** Start of Record extracts **
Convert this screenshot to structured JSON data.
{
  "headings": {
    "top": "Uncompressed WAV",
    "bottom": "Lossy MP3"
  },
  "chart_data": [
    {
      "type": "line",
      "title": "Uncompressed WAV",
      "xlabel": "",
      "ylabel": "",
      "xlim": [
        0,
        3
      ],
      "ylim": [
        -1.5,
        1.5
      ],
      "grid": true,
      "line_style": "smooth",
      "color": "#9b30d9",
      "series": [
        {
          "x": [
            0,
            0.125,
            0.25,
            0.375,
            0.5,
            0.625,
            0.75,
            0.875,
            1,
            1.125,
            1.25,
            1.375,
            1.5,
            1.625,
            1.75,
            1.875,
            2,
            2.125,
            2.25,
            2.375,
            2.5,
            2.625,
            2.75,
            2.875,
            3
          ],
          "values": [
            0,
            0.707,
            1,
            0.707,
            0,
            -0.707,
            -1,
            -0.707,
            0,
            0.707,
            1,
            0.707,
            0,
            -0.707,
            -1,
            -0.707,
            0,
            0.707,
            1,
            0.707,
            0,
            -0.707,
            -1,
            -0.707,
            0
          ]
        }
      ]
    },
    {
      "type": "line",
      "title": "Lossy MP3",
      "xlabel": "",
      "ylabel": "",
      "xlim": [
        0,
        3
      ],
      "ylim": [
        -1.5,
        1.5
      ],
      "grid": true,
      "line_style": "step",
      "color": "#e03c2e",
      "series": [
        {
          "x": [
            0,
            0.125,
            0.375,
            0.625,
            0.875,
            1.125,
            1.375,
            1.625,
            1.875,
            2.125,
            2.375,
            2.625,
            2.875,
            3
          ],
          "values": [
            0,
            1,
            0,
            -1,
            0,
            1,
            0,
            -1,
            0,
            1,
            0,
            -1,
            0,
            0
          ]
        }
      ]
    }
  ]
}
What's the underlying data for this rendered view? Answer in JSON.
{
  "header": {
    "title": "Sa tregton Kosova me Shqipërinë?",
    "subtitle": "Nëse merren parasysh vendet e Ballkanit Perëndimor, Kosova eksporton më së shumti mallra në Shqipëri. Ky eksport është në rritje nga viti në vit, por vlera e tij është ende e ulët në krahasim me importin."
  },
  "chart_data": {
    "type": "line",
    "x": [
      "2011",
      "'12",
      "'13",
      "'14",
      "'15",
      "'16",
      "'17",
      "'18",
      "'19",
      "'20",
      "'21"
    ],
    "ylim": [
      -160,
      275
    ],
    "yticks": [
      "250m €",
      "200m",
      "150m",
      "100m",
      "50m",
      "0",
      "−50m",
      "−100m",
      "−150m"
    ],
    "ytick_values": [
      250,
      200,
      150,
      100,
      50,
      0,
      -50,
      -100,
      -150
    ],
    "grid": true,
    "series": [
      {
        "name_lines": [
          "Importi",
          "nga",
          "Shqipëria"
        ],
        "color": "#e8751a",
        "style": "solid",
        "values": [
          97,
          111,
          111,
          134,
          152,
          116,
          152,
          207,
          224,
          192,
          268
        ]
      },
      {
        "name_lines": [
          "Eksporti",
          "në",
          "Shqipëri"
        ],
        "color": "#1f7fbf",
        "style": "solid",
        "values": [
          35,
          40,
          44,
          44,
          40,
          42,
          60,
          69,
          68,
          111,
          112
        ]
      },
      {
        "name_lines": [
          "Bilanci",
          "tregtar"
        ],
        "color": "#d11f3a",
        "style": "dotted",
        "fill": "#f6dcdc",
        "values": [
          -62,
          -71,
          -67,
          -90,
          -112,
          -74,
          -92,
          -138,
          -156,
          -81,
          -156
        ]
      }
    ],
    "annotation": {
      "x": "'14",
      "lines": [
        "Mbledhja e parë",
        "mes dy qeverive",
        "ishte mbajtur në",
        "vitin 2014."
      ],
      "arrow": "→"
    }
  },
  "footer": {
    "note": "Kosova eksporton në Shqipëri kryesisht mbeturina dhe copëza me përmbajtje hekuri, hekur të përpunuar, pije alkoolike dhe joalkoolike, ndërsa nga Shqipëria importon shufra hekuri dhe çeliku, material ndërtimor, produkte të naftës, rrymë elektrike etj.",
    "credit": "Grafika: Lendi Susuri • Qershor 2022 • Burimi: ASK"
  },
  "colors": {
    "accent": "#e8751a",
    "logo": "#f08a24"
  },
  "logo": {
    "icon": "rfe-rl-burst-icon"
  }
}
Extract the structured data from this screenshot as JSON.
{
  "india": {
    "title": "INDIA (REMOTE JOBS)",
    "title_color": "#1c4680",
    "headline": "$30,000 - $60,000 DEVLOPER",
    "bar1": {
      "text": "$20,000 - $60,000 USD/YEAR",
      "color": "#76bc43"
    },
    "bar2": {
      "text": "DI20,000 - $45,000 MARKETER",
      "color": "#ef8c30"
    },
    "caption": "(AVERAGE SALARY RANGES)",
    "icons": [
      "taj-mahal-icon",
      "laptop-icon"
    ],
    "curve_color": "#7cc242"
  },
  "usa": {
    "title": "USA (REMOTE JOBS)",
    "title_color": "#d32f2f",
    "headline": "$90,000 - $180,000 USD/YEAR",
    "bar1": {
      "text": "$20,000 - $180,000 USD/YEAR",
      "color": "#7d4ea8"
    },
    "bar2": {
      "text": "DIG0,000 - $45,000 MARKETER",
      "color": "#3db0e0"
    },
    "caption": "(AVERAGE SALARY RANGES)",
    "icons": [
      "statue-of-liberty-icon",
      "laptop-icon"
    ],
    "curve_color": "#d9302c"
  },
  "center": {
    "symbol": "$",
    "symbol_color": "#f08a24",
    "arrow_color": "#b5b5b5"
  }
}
** End of Record extracts **
*Directions for this task*. Give the number of lines in the entries that hold the word "JOBS", and nothing else.

*Answer to this problem*. 2